[Saved entries]
^^^^

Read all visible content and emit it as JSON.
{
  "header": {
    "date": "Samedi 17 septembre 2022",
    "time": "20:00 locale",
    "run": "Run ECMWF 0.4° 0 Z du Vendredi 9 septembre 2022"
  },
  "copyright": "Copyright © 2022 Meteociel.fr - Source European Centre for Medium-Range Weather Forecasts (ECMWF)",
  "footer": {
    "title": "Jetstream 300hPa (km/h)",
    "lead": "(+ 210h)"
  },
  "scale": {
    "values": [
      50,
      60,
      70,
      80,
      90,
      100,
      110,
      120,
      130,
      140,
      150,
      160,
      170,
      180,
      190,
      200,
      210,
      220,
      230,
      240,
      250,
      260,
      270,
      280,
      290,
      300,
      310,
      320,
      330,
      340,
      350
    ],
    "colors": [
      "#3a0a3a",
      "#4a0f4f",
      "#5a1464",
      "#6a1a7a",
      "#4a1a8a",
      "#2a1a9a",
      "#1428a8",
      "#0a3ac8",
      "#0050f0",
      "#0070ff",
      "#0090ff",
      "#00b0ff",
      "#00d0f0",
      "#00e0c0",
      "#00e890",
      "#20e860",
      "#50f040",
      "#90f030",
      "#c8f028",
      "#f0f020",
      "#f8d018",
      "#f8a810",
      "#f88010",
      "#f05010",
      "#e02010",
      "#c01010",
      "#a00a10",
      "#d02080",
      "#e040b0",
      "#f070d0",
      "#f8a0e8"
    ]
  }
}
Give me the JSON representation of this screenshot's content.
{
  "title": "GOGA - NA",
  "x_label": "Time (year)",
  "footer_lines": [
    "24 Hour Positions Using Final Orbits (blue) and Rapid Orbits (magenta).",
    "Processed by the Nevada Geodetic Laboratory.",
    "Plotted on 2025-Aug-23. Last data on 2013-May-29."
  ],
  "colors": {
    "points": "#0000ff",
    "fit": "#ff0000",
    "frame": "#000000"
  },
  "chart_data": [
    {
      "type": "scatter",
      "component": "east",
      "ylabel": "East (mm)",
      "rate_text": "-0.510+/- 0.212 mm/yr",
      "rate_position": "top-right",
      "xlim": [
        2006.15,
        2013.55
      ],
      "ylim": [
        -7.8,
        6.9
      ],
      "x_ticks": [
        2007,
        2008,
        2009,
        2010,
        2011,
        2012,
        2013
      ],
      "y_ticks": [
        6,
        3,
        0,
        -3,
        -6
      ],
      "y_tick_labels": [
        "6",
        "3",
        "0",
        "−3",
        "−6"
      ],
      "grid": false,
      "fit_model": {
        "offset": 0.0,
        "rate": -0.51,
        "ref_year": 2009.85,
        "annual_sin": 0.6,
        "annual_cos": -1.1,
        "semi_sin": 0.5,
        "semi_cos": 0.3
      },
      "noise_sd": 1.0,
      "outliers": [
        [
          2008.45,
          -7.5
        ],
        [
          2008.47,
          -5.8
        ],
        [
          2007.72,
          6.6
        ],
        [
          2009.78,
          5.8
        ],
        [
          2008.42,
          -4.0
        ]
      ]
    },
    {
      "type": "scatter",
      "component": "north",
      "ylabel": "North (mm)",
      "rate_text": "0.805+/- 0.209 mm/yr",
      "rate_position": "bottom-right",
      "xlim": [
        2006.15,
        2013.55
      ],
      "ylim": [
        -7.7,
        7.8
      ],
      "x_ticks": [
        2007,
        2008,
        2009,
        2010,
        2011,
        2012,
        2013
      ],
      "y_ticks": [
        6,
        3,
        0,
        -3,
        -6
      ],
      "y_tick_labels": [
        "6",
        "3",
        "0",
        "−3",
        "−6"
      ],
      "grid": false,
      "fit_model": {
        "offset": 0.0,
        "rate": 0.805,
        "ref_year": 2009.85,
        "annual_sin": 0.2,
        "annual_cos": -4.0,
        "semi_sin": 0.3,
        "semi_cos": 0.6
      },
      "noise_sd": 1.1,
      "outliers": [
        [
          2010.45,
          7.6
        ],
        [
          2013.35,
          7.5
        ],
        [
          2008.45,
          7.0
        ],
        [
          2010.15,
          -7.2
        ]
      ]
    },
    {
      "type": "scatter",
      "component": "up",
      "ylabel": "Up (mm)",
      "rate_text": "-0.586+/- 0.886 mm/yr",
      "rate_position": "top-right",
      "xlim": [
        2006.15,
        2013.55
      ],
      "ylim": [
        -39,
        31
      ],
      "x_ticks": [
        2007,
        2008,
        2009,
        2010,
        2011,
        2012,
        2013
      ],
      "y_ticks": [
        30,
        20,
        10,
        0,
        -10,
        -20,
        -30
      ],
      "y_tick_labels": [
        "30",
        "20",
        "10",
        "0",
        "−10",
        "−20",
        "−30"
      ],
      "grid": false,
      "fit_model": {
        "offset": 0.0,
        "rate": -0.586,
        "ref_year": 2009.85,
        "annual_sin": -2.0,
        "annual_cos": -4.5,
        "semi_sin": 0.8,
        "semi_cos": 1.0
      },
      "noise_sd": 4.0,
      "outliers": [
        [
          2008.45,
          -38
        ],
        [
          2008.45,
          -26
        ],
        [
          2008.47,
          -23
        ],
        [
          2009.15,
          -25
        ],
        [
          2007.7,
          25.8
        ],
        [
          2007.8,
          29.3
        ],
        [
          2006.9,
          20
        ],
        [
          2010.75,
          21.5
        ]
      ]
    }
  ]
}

^^^^

→ YOUR GOAL
How many of the lines above include the string "content"? Answer with the number only.

→ ANSWER TO THIS EXERCISE
2